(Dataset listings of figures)
###
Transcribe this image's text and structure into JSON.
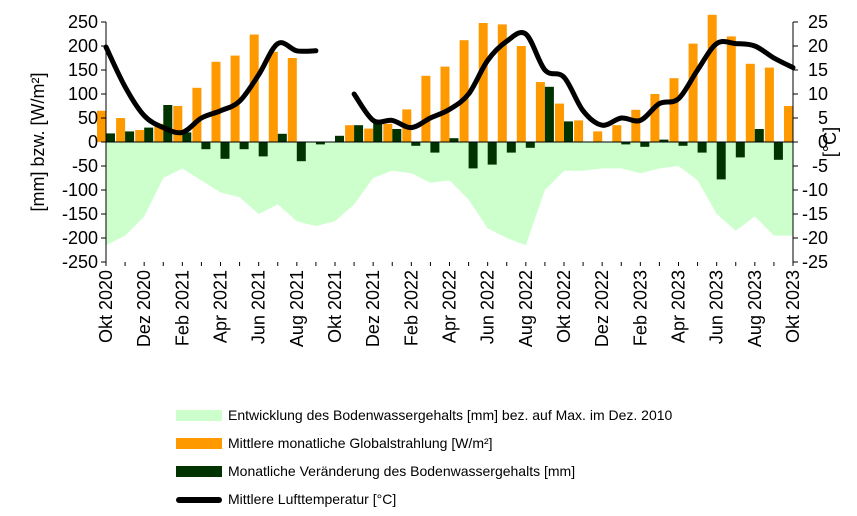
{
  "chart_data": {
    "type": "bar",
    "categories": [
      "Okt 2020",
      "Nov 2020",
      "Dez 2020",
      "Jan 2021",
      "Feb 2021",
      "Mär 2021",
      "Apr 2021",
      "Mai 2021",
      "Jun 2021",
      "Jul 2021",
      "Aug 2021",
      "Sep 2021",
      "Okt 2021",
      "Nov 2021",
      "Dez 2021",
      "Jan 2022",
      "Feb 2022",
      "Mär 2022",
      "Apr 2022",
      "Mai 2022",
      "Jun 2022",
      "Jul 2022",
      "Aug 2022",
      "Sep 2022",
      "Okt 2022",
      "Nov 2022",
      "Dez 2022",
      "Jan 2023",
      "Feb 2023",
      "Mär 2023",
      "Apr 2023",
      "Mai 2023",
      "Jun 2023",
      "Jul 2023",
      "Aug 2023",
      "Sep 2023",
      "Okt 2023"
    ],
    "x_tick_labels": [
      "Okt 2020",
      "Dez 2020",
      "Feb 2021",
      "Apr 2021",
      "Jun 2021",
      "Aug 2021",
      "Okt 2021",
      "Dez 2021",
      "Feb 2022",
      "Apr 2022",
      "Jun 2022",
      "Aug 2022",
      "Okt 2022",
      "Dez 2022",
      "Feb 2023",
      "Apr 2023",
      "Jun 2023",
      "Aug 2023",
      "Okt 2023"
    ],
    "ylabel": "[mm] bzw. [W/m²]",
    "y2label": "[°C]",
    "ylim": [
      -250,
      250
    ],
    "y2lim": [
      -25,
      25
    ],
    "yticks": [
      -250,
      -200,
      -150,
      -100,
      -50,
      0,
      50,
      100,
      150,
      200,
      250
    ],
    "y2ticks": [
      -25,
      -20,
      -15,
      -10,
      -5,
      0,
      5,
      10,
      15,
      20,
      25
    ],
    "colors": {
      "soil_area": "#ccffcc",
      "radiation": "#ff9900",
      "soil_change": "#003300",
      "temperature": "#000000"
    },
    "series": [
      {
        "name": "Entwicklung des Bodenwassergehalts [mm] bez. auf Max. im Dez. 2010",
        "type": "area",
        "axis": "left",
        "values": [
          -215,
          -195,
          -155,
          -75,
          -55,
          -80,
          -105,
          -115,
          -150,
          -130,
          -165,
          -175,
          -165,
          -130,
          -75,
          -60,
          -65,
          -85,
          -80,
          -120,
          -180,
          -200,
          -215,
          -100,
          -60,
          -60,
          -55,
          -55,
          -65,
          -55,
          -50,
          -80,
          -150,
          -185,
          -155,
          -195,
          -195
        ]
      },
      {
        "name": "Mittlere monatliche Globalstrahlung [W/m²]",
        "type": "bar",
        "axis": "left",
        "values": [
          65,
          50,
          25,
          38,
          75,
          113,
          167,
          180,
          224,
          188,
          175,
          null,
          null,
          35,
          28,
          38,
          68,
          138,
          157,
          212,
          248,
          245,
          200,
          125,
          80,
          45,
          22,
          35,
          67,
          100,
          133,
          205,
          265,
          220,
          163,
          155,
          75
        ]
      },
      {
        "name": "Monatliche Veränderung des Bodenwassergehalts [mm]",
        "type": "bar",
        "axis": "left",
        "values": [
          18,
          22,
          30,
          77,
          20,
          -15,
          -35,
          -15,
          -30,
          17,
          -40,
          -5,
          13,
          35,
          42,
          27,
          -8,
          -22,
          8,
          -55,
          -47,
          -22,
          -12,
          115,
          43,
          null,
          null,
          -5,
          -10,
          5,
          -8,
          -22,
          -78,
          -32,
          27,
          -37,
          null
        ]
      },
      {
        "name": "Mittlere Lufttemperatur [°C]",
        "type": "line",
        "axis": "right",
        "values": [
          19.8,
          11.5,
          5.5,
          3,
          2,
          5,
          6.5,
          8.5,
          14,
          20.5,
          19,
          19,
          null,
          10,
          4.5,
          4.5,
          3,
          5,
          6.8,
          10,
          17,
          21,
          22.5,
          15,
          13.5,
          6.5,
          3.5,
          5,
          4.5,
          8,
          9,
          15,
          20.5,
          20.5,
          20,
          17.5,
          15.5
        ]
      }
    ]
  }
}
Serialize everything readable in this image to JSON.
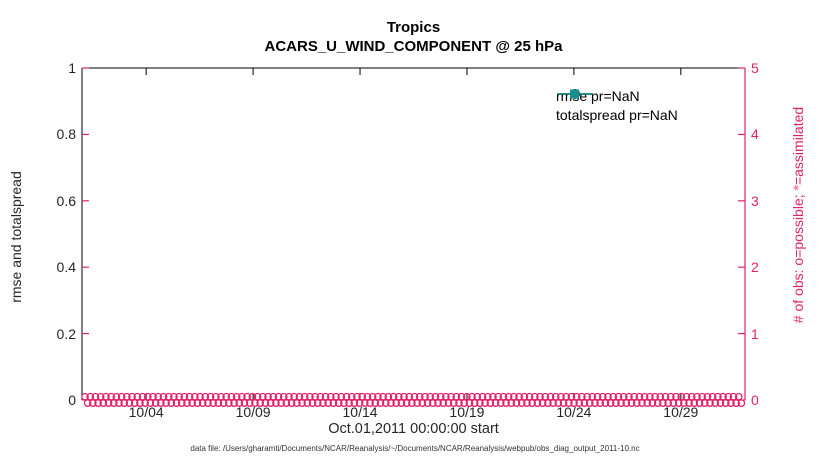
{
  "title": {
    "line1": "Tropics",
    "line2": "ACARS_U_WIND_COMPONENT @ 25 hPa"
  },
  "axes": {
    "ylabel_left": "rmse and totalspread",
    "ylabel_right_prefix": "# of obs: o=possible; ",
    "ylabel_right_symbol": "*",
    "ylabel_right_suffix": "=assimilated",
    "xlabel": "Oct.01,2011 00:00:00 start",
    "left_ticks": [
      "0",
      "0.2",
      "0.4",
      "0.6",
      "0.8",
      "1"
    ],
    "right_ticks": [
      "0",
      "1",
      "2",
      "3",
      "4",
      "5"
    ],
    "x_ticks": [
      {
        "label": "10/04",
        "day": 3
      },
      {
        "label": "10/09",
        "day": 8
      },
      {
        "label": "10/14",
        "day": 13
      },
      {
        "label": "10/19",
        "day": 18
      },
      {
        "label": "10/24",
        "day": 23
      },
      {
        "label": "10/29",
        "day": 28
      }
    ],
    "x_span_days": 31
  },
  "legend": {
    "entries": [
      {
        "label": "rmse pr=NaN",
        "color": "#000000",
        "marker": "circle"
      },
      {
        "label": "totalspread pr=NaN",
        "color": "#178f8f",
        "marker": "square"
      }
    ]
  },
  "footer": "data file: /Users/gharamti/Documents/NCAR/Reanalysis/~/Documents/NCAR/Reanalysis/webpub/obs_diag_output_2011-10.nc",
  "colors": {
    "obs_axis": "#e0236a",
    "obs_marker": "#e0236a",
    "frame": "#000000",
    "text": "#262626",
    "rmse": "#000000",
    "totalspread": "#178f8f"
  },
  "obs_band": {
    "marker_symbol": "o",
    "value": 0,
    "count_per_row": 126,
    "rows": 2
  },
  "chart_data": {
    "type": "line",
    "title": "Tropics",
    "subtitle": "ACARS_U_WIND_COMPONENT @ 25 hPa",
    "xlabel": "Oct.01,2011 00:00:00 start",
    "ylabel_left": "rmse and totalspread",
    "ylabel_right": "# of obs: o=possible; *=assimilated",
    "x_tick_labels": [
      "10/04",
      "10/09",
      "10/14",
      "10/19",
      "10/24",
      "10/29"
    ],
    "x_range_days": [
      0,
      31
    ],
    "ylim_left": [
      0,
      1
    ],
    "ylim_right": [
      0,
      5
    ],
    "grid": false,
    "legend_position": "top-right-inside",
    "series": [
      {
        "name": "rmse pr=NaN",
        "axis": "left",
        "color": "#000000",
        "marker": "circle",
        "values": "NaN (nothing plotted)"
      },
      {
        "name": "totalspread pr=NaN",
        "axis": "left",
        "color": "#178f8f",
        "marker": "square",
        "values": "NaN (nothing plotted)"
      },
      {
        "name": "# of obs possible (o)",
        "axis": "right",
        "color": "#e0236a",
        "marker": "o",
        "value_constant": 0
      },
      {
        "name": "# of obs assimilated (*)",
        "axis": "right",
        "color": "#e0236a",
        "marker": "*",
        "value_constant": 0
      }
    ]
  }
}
###
Stated problem.
Return every line containing "rmse".

Response to this task.
    "ylabel_left": "rmse and totalspread",
        "label": "rmse pr=NaN",
    "rmse": "#000000",
    "ylabel_left": "rmse and totalspread",
        "name": "rmse pr=NaN",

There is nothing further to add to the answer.